| WRITTEN EXERCISE |
The listing below is to be output in its exact form.

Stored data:
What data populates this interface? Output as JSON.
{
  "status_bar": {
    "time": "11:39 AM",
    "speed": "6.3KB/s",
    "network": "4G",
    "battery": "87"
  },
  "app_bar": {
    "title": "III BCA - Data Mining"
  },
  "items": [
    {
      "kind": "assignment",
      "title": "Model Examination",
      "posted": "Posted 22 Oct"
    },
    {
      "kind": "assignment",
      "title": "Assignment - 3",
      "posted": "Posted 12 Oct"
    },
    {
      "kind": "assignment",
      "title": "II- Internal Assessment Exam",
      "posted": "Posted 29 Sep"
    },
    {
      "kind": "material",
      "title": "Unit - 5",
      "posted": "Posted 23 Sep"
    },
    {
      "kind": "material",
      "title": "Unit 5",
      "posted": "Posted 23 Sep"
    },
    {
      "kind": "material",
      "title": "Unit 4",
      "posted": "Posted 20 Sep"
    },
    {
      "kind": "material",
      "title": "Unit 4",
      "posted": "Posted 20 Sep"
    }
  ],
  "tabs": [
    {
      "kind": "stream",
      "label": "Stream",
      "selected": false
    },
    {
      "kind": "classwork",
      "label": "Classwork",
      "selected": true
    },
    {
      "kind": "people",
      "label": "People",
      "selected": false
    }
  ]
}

| TASK OUTPUT |
What data populates this interface? Output as JSON.
{
  "status_bar": {
    "time": "11:39 AM",
    "speed": "6.3KB/s",
    "network": "4G",
    "battery": "87"
  },
  "app_bar": {
    "title": "III BCA - Data Mining"
  },
  "items": [
    {
      "kind": "assignment",
      "title": "Model Examination",
      "posted": "Posted 22 Oct"
    },
    {
      "kind": "assignment",
      "title": "Assignment - 3",
      "posted": "Posted 12 Oct"
    },
    {
      "kind": "assignment",
      "title": "II- Internal Assessment Exam",
      "posted": "Posted 29 Sep"
    },
    {
      "kind": "material",
      "title": "Unit - 5",
      "posted": "Posted 23 Sep"
    },
    {
      "kind": "material",
      "title": "Unit 5",
      "posted": "Posted 23 Sep"
    },
    {
      "kind": "material",
      "title": "Unit 4",
      "posted": "Posted 20 Sep"
    },
    {
      "kind": "material",
      "title": "Unit 4",
      "posted": "Posted 20 Sep"
    }
  ],
  "tabs": [
    {
      "kind": "stream",
      "label": "Stream",
      "selected": false
    },
    {
      "kind": "classwork",
      "label": "Classwork",
      "selected": true
    },
    {
      "kind": "people",
      "label": "People",
      "selected": false
    }
  ]
}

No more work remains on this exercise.